*** GIVEN RECORDS ***

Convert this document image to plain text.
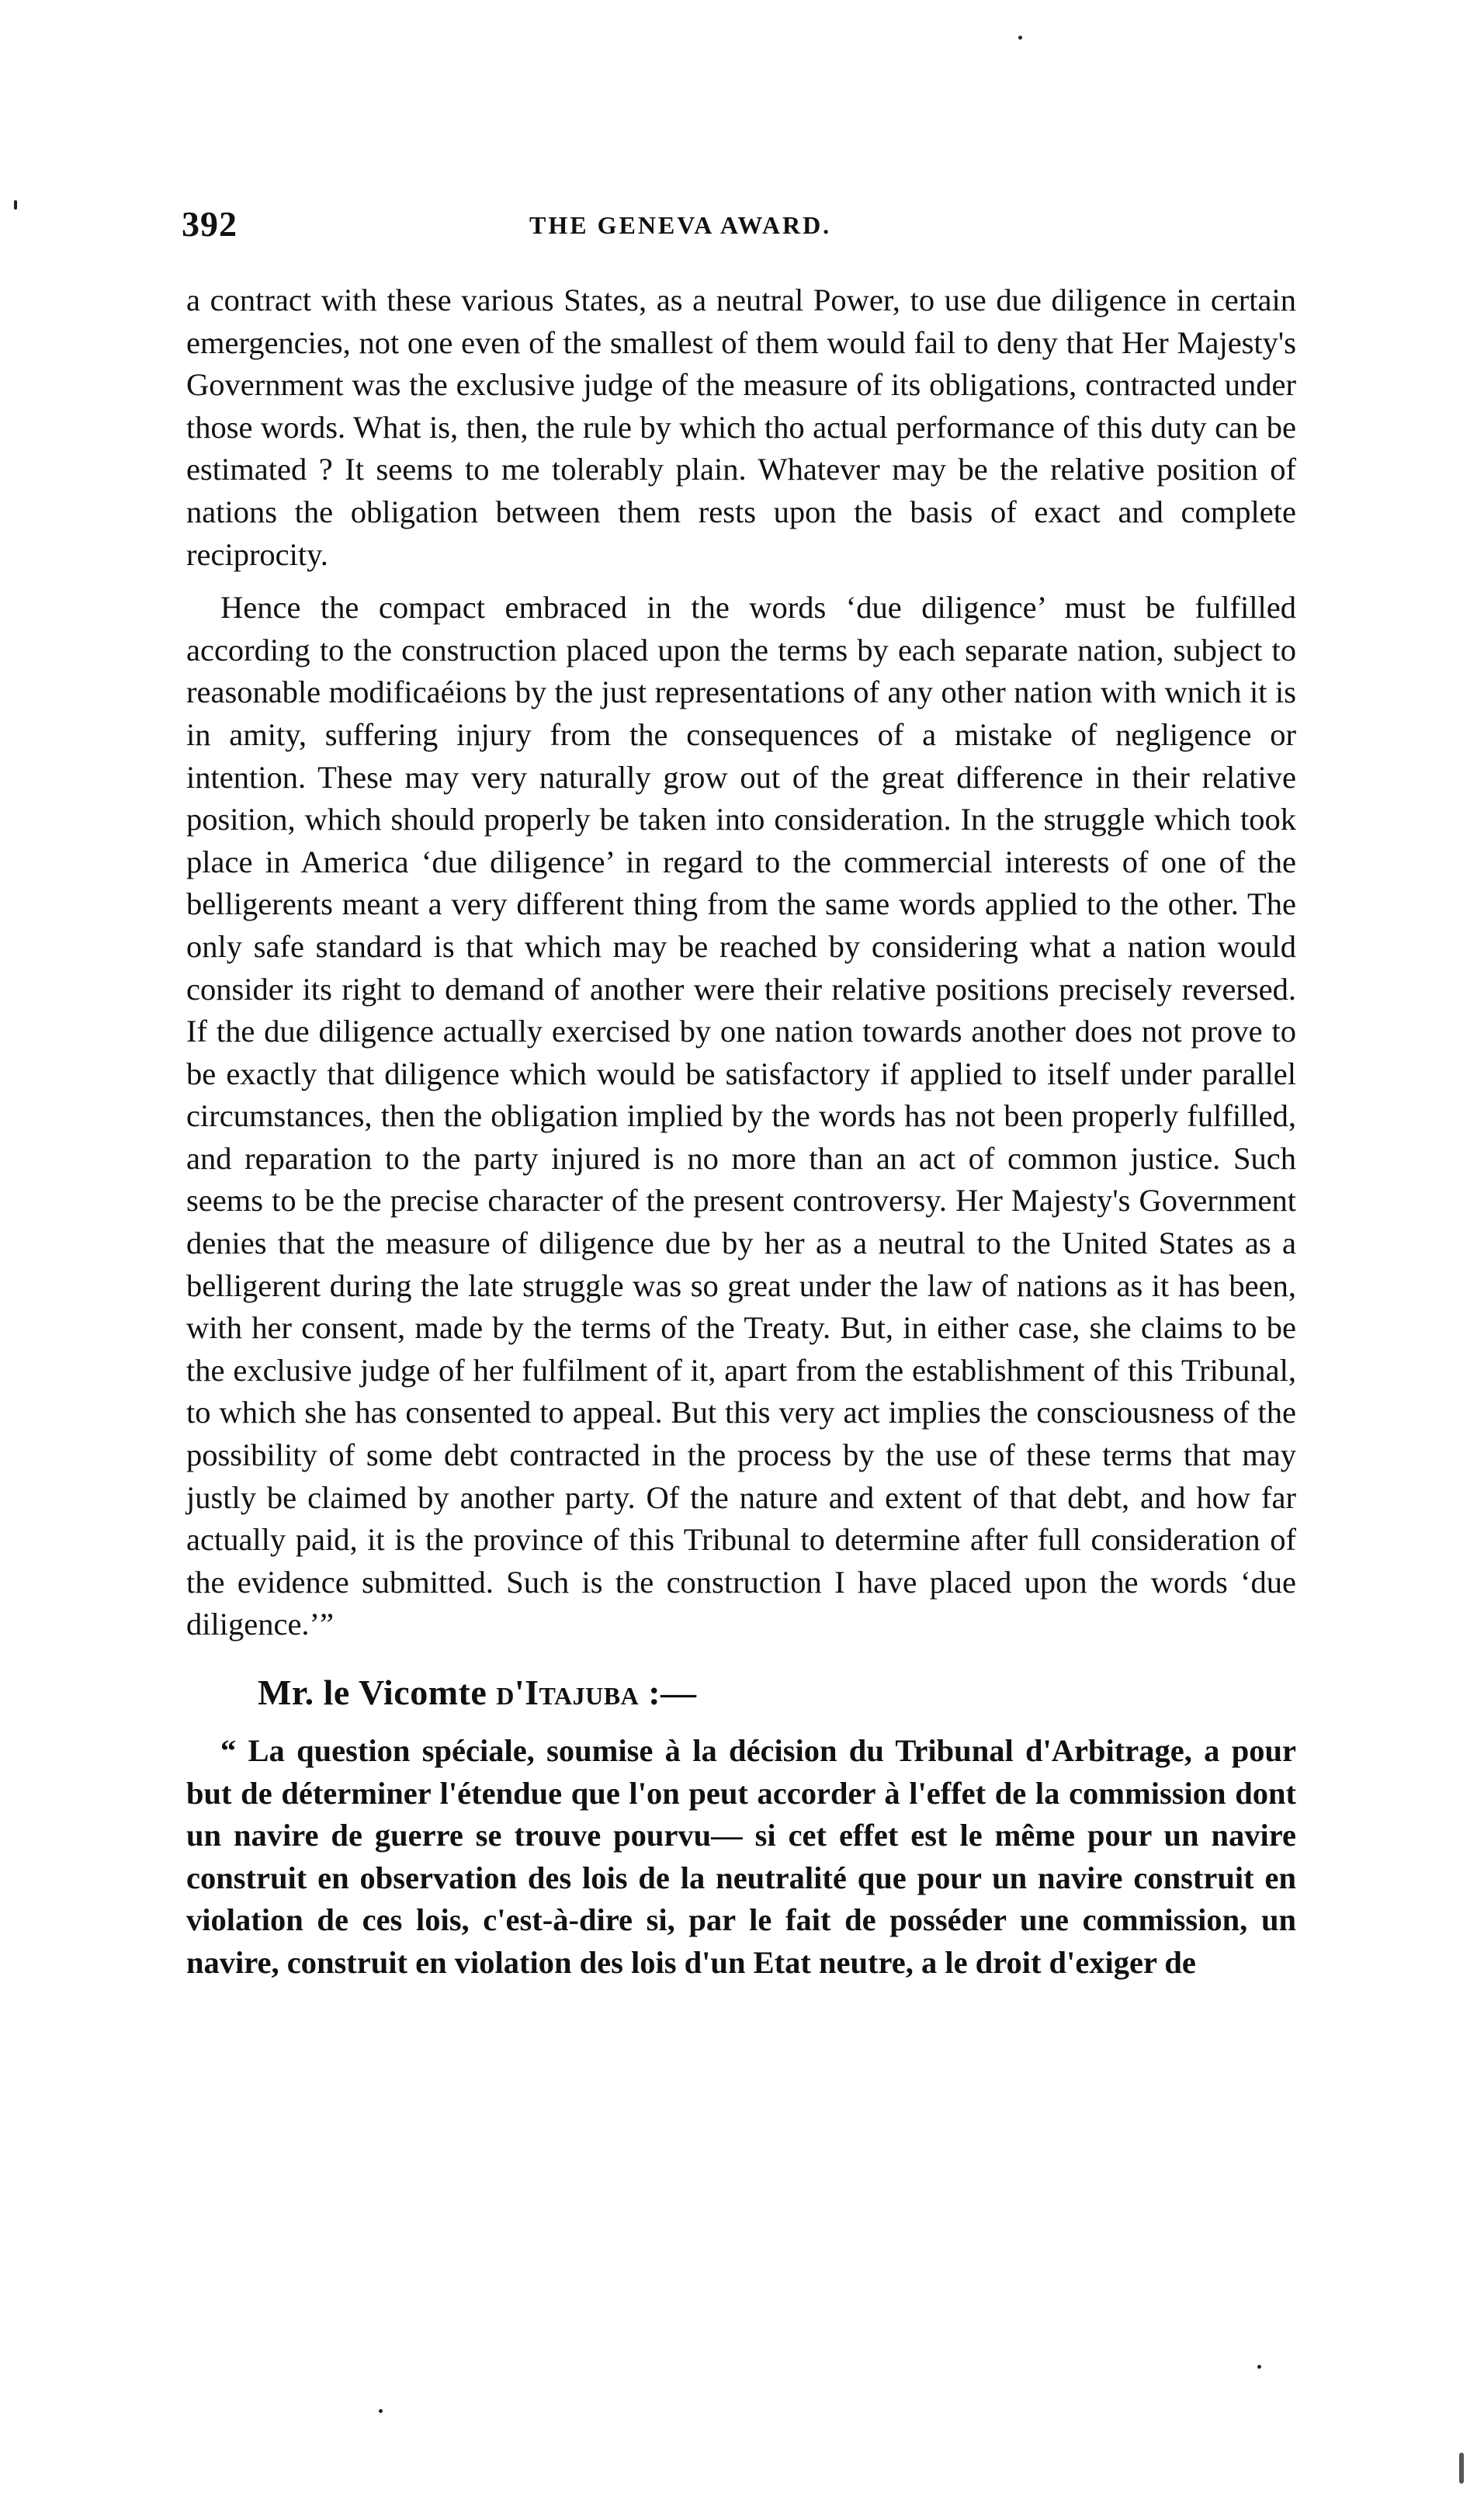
392	THE GENEVA AWARD.

a contract with these various States, as a neutral Power, to use due diligence in certain emergencies, not one even of the smallest of them would fail to deny that Her Majesty's Government was the exclusive judge of the measure of its obligations, contracted under those words. What is, then, the rule by which tho actual performance of this duty can be estimated ? It seems to me tolerably plain. Whatever may be the relative position of nations the obligation between them rests upon the basis of exact and complete reciprocity.

Hence the compact embraced in the words ‘due diligence’ must be fulfilled according to the construction placed upon the terms by each separate nation, subject to reasonable modificaéions by the just representations of any other nation with wnich it is in amity, suffering injury from the consequences of a mistake of negligence or intention. These may very naturally grow out of the great difference in their relative position, which should properly be taken into consideration. In the struggle which took place in America ‘due diligence’ in regard to the commercial interests of one of the belligerents meant a very different thing from the same words applied to the other. The only safe standard is that which may be reached by considering what a nation would consider its right to demand of another were their relative positions precisely reversed. If the due diligence actually exercised by one nation towards another does not prove to be exactly that diligence which would be satisfactory if applied to itself under parallel circumstances, then the obligation implied by the words has not been properly fulfilled, and reparation to the party injured is no more than an act of common justice. Such seems to be the precise character of the present controversy. Her Majesty's Government denies that the measure of diligence due by her as a neutral to the United States as a belligerent during the late struggle was so great under the law of nations as it has been, with her consent, made by the terms of the Treaty. But, in either case, she claims to be the exclusive judge of her fulfilment of it, apart from the establishment of this Tribunal, to which she has consented to appeal. But this very act implies the consciousness of the possibility of some debt contracted in the process by the use of these terms that may justly be claimed by another party. Of the nature and extent of that debt, and how far actually paid, it is the province of this Tribunal to determine after full consideration of the evidence submitted. Such is the construction I have placed upon the words ‘due diligence.’”

Mr. le Vicomte d'Itajuba :—

“ La question spéciale, soumise à la décision du Tribunal d'Arbitrage, a pour but de déterminer l'étendue que l'on peut accorder à l'effet de la commission dont un navire de guerre se trouve pourvu— si cet effet est le même pour un navire construit en observation des lois de la neutralité que pour un navire construit en violation de ces lois, c'est-à-dire si, par le fait de posséder une commission, un navire, construit en violation des lois d'un Etat neutre, a le droit d'exiger de
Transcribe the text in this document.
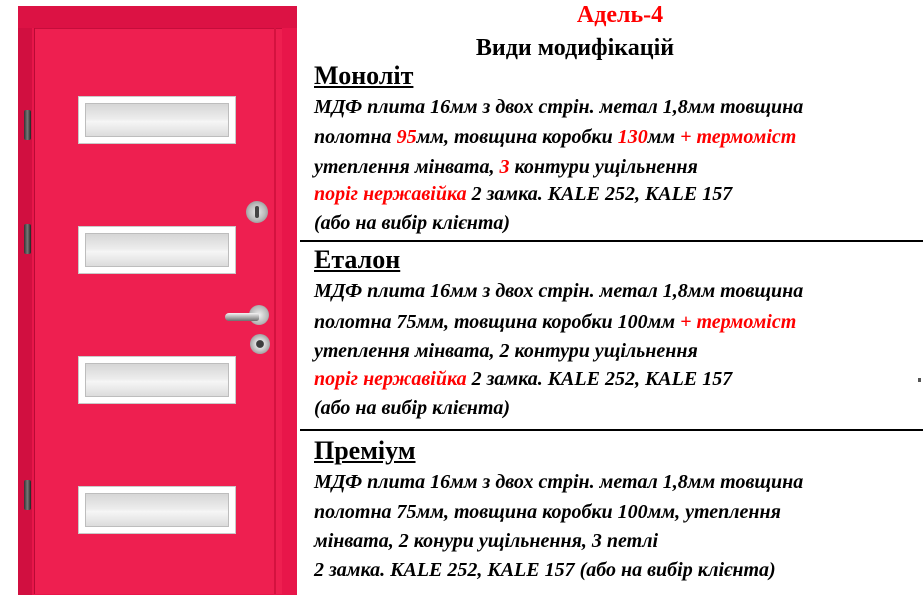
Адель-4
Види модифікацій
Моноліт

МДФ плита 16мм з двох стрін. метал 1,8мм товщина

полотна 95мм, товщина коробки 130мм + термоміст

утеплення мінвата, 3 контури ущільнення

поріг нержавійка 2 замка. KALE 252, KALE 157

(або на вибір клієнта)

Еталон

МДФ плита 16мм з двох стрін. метал 1,8мм товщина

полотна 75мм, товщина коробки 100мм + термоміст

утеплення мінвата, 2 контури ущільнення

поріг нержавійка 2 замка. KALE 252, KALE 157

(або на вибір клієнта)

Преміум

МДФ плита 16мм з двох стрін. метал 1,8мм товщина

полотна 75мм, товщина коробки 100мм, утеплення

мінвата, 2 конури ущільнення, 3 петлі

2 замка. KALE 252, KALE 157 (або на вибір клієнта)
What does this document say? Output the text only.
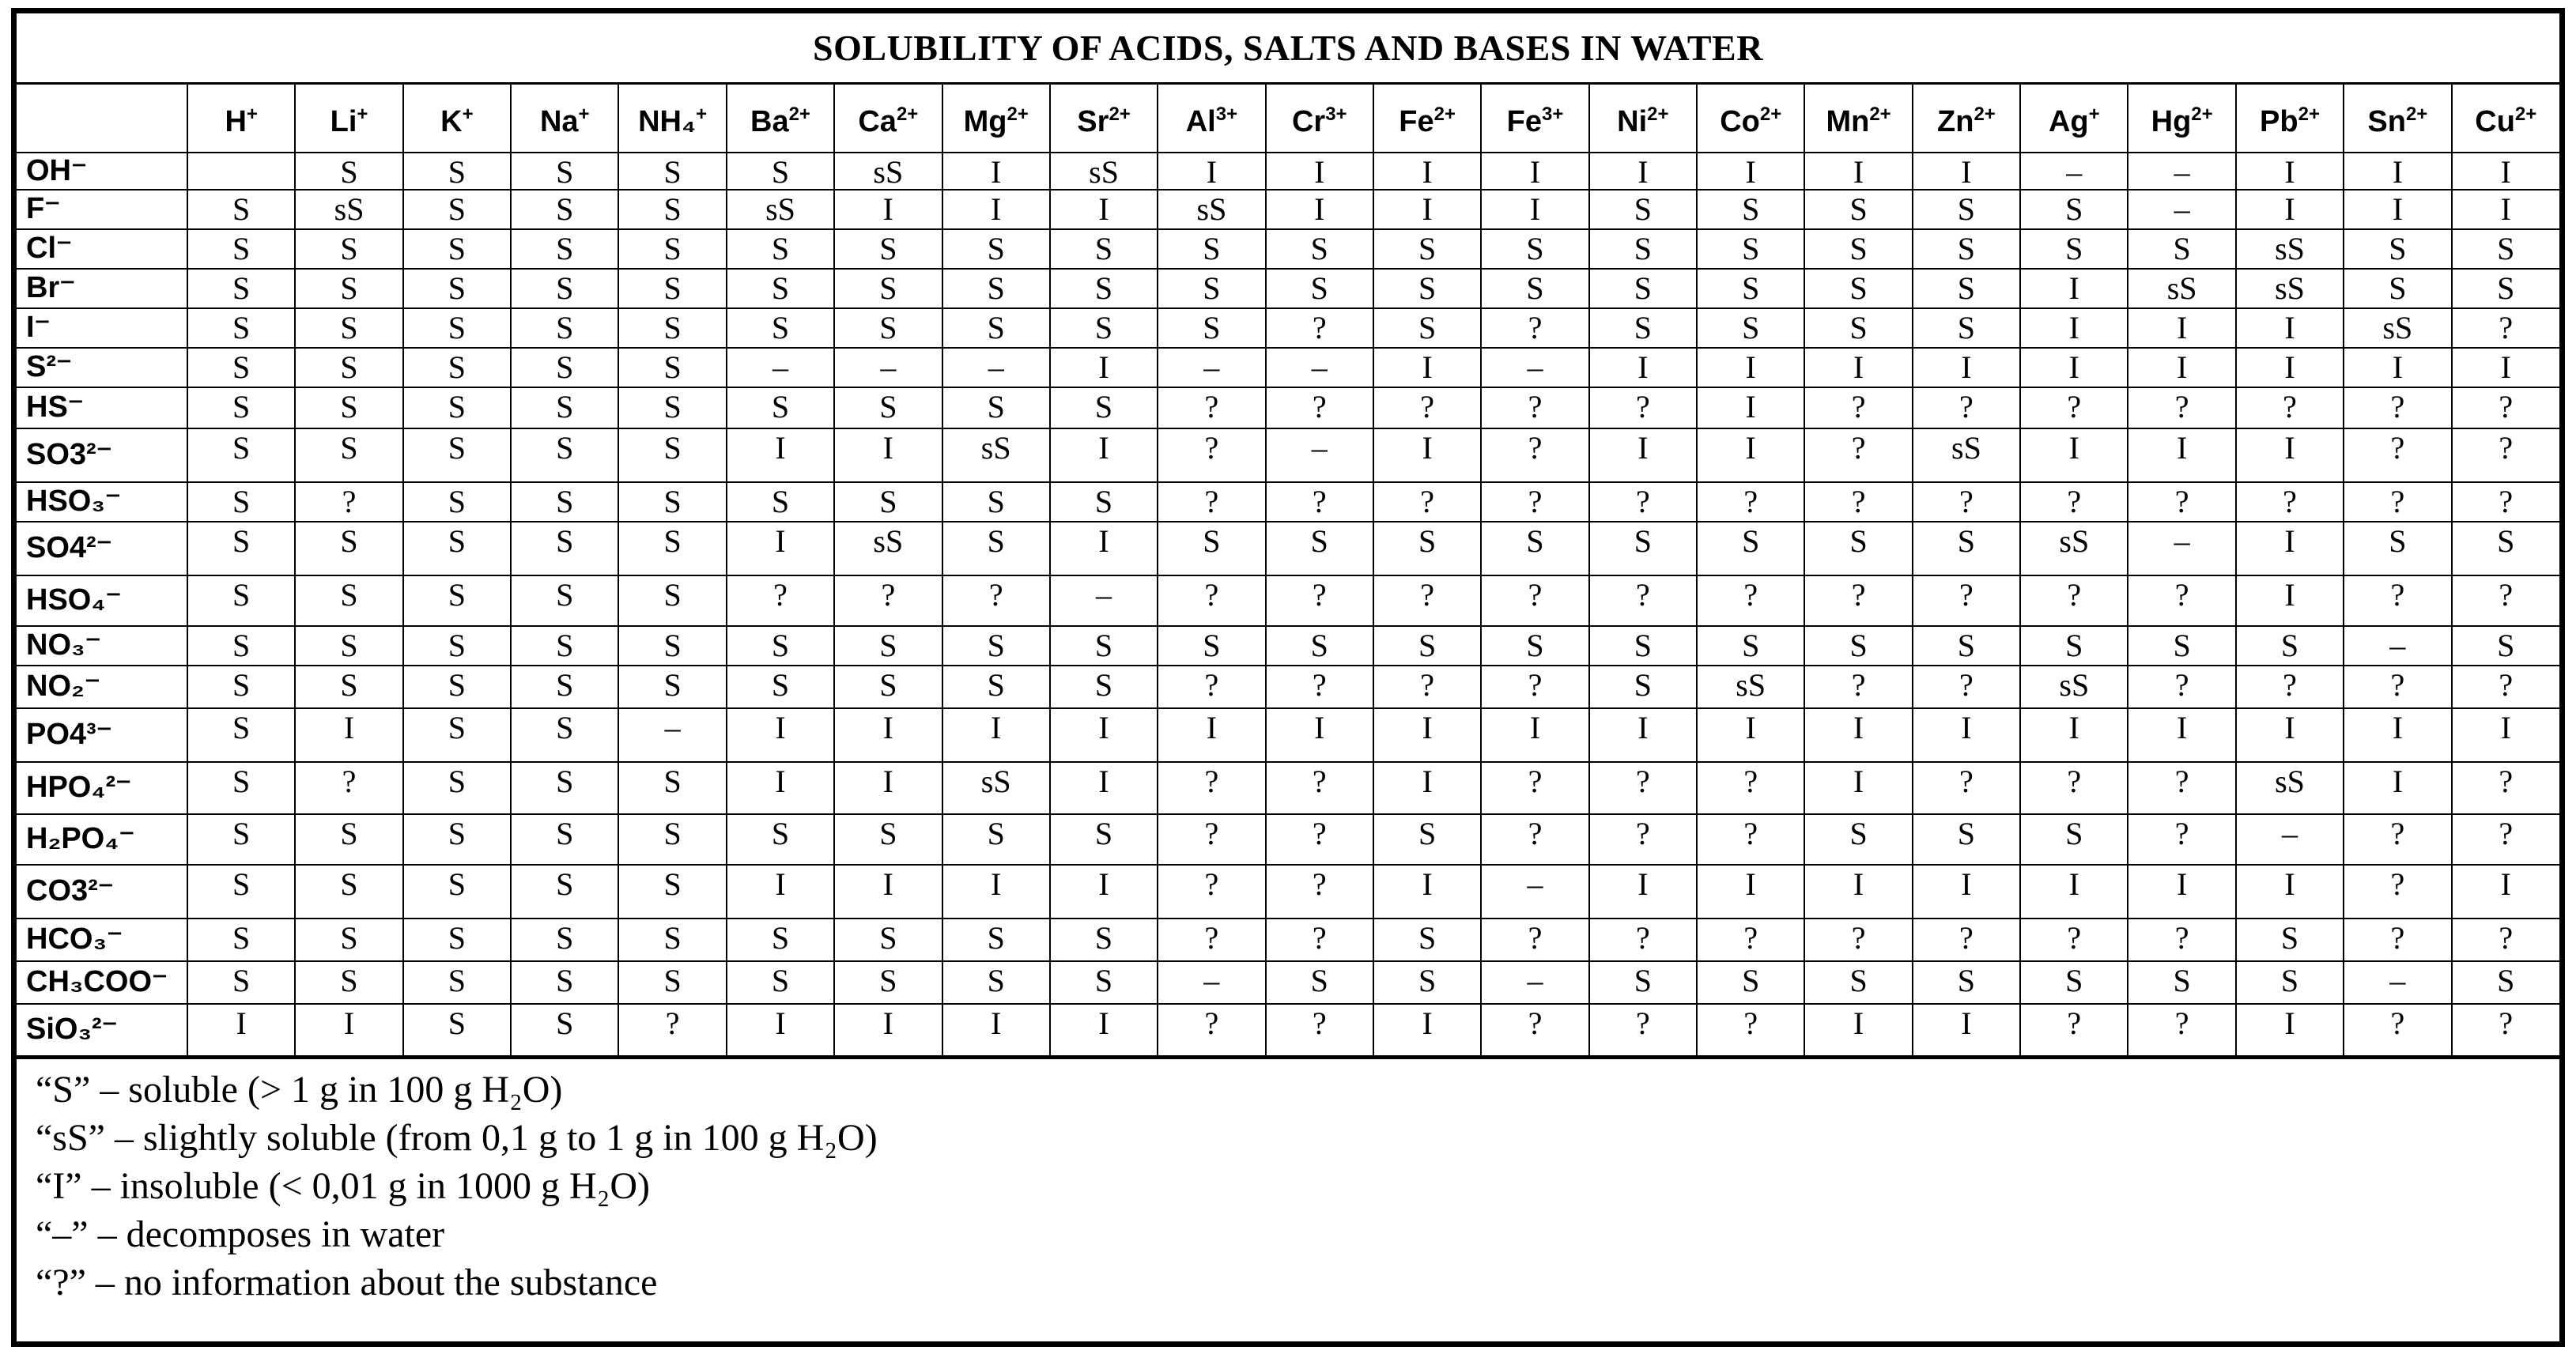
SOLUBILITY OF ACIDS, SALTS AND BASES IN WATER
	H+	Li+	K+	Na+	NH₄+	$Ba^{2+}$	$Ca^{2+}$	$Mg^{2+}$	$Sr^{2+}$	$Al^{3+}$	$Cr^{3+}$	$Fe^{2+}$	$Fe^{3+}$	$Ni^{2+}$	$Co^{2+}$	$Mn^{2+}$	$Zn^{2+}$	Ag+	$Hg^{2+}$	$Pb^{2+}$	$Sn^{2+}$	$Cu^{2+}$
OH⁻		S	S	S	S	S	sS	I	sS	I	I	I	I	I	I	I	I	–	–	I	I	I
F⁻	S	sS	S	S	S	sS	I	I	I	sS	I	I	I	S	S	S	S	S	–	I	I	I
Cl⁻	S	S	S	S	S	S	S	S	S	S	S	S	S	S	S	S	S	S	S	sS	S	S
Br⁻	S	S	S	S	S	S	S	S	S	S	S	S	S	S	S	S	S	I	sS	sS	S	S
I⁻	S	S	S	S	S	S	S	S	S	S	?	S	?	S	S	S	S	I	I	I	sS	?
S²⁻	S	S	S	S	S	–	–	–	I	–	–	I	–	I	I	I	I	I	I	I	I	I
HS⁻	S	S	S	S	S	S	S	S	S	?	?	?	?	?	I	?	?	?	?	?	?	?
SO3²⁻	S	S	S	S	S	I	I	sS	I	?	–	I	?	I	I	?	sS	I	I	I	?	?
HSO₃⁻	S	?	S	S	S	S	S	S	S	?	?	?	?	?	?	?	?	?	?	?	?	?
SO4²⁻	S	S	S	S	S	I	sS	S	I	S	S	S	S	S	S	S	S	sS	–	I	S	S
HSO₄⁻	S	S	S	S	S	?	?	?	–	?	?	?	?	?	?	?	?	?	?	I	?	?
NO₃⁻	S	S	S	S	S	S	S	S	S	S	S	S	S	S	S	S	S	S	S	S	–	S
NO₂⁻	S	S	S	S	S	S	S	S	S	?	?	?	?	S	sS	?	?	sS	?	?	?	?
PO4³⁻	S	I	S	S	–	I	I	I	I	I	I	I	I	I	I	I	I	I	I	I	I	I
HPO₄²⁻	S	?	S	S	S	I	I	sS	I	?	?	I	?	?	?	I	?	?	?	sS	I	?
H₂PO₄⁻	S	S	S	S	S	S	S	S	S	?	?	S	?	?	?	S	S	S	?	–	?	?
CO3²⁻	S	S	S	S	S	I	I	I	I	?	?	I	–	I	I	I	I	I	I	I	?	I
HCO₃⁻	S	S	S	S	S	S	S	S	S	?	?	S	?	?	?	?	?	?	?	S	?	?
CH₃COO⁻	S	S	S	S	S	S	S	S	S	–	S	S	–	S	S	S	S	S	S	S	–	S
SiO₃²⁻	I	I	S	S	?	I	I	I	I	?	?	I	?	?	?	I	I	?	?	I	?	?
“S” – soluble (> 1 g in 100 g H₂O)
“sS” – slightly soluble (from 0,1 g to 1 g in 100 g H₂O)
“I” – insoluble (< 0,01 g in 1000 g H₂O)
“–” – decomposes in water
“?” – no information about the substance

***

=== CHALLENGE ===
For this exercise, gather every line of the data that contains the word "text".

=== THE RESPONSE ===
Convert this document image to plain text.
Transcribe the text in this document.
What does this document say? Output the text only.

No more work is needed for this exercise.